- WHAT IS REQUIRED -
Output the material beneath this task exactly, images excluded.

- INFORMATION GIVEN -
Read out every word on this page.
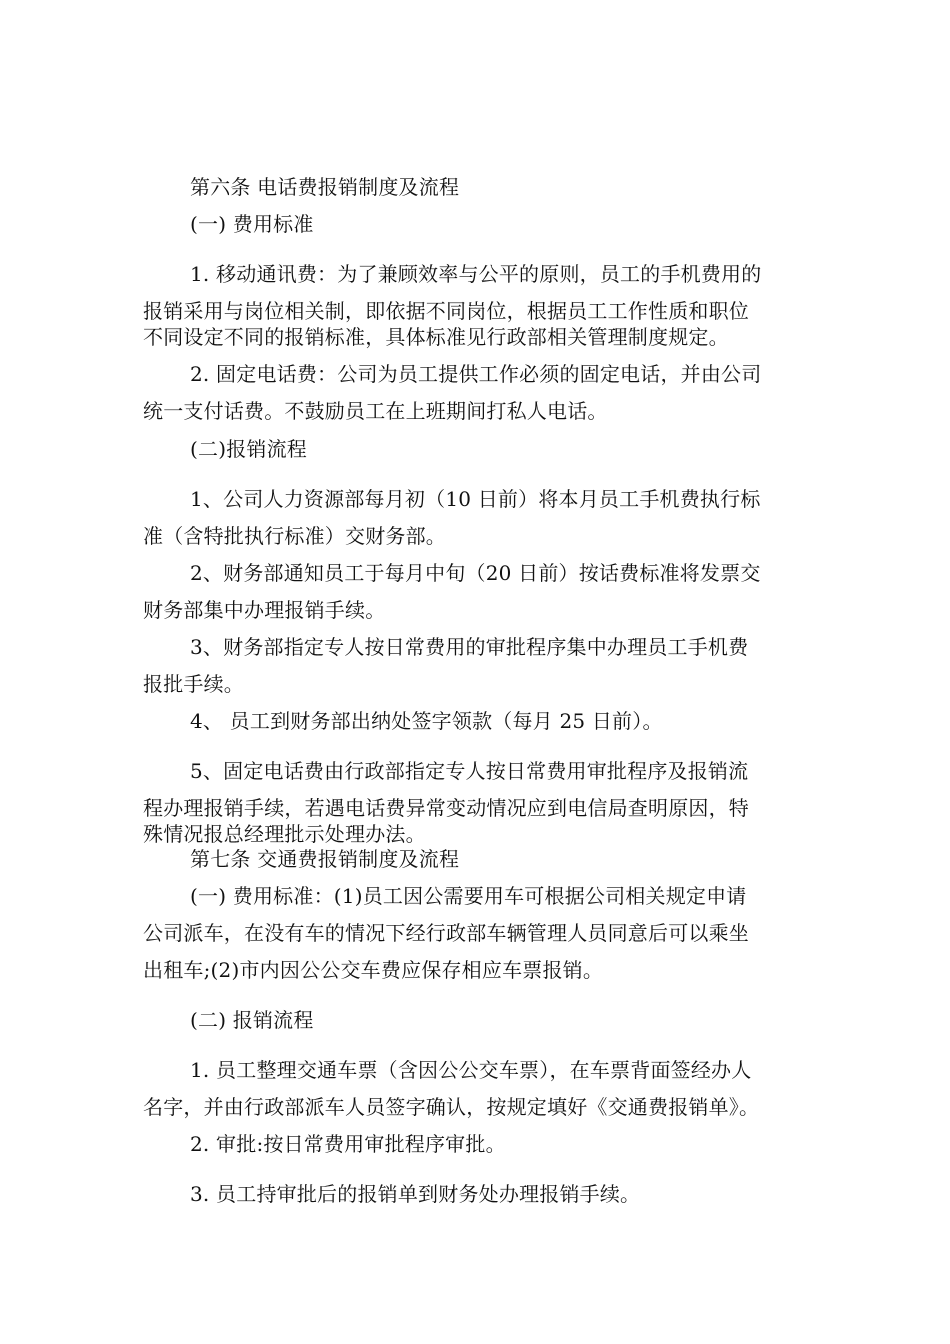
第六条 电话费报销制度及流程
(一) 费用标准
1. 移动通讯费：为了兼顾效率与公平的原则，员工的手机费用的
报销采用与岗位相关制，即依据不同岗位，根据员工工作性质和职位
不同设定不同的报销标准，具体标准见行政部相关管理制度规定。
2. 固定电话费：公司为员工提供工作必须的固定电话，并由公司
统一支付话费。不鼓励员工在上班期间打私人电话。
(二)报销流程
1、公司人力资源部每月初（10 日前）将本月员工手机费执行标
准（含特批执行标准）交财务部。
2、财务部通知员工于每月中旬（20 日前）按话费标准将发票交
财务部集中办理报销手续。
3、财务部指定专人按日常费用的审批程序集中办理员工手机费
报批手续。
4、 员工到财务部出纳处签字领款（每月 25 日前）。
5、固定电话费由行政部指定专人按日常费用审批程序及报销流
程办理报销手续，若遇电话费异常变动情况应到电信局查明原因，特
殊情况报总经理批示处理办法。
第七条 交通费报销制度及流程
(一) 费用标准：(1)员工因公需要用车可根据公司相关规定申请
公司派车，在没有车的情况下经行政部车辆管理人员同意后可以乘坐
出租车;(2)市内因公公交车费应保存相应车票报销。
(二) 报销流程
1. 员工整理交通车票（含因公公交车票），在车票背面签经办人
名字，并由行政部派车人员签字确认，按规定填好《交通费报销单》。
2. 审批:按日常费用审批程序审批。
3. 员工持审批后的报销单到财务处办理报销手续。
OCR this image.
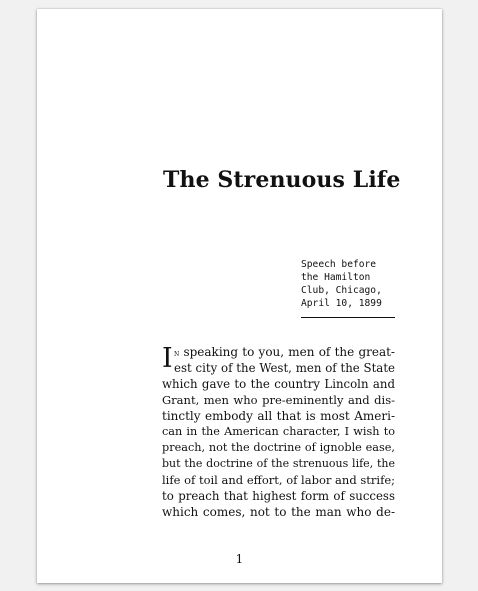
The Strenuous Life
Speech before
the Hamilton
Club, Chicago,
April 10, 1899
I n speaking to you, men of the great-
est city of the West, men of the State
which gave to the country Lincoln and
Grant, men who pre-eminently and dis-
tinctly embody all that is most Ameri-
can in the American character, I wish to
preach, not the doctrine of ignoble ease,
but the doctrine of the strenuous life, the
life of toil and effort, of labor and strife;
to preach that highest form of success
which comes, not to the man who de-
1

- EXERCISE SOLUTION -
Read out every word on this page.
第六条 电话费报销制度及流程
(一) 费用标准
1. 移动通讯费：为了兼顾效率与公平的原则，员工的手机费用的
报销采用与岗位相关制，即依据不同岗位，根据员工工作性质和职位
不同设定不同的报销标准，具体标准见行政部相关管理制度规定。
2. 固定电话费：公司为员工提供工作必须的固定电话，并由公司
统一支付话费。不鼓励员工在上班期间打私人电话。
(二)报销流程
1、公司人力资源部每月初（10 日前）将本月员工手机费执行标
准（含特批执行标准）交财务部。
2、财务部通知员工于每月中旬（20 日前）按话费标准将发票交
财务部集中办理报销手续。
3、财务部指定专人按日常费用的审批程序集中办理员工手机费
报批手续。
4、 员工到财务部出纳处签字领款（每月 25 日前）。
5、固定电话费由行政部指定专人按日常费用审批程序及报销流
程办理报销手续，若遇电话费异常变动情况应到电信局查明原因，特
殊情况报总经理批示处理办法。
第七条 交通费报销制度及流程
(一) 费用标准：(1)员工因公需要用车可根据公司相关规定申请
公司派车，在没有车的情况下经行政部车辆管理人员同意后可以乘坐
出租车;(2)市内因公公交车费应保存相应车票报销。
(二) 报销流程
1. 员工整理交通车票（含因公公交车票），在车票背面签经办人
名字，并由行政部派车人员签字确认，按规定填好《交通费报销单》。
2. 审批:按日常费用审批程序审批。
3. 员工持审批后的报销单到财务处办理报销手续。
OCR this image.
The Strenuous Life
Speech before
the Hamilton
Club, Chicago,
April 10, 1899
I n speaking to you, men of the great-
est city of the West, men of the State
which gave to the country Lincoln and
Grant, men who pre-eminently and dis-
tinctly embody all that is most Ameri-
can in the American character, I wish to
preach, not the doctrine of ignoble ease,
but the doctrine of the strenuous life, the
life of toil and effort, of labor and strife;
to preach that highest form of success
which comes, not to the man who de-
1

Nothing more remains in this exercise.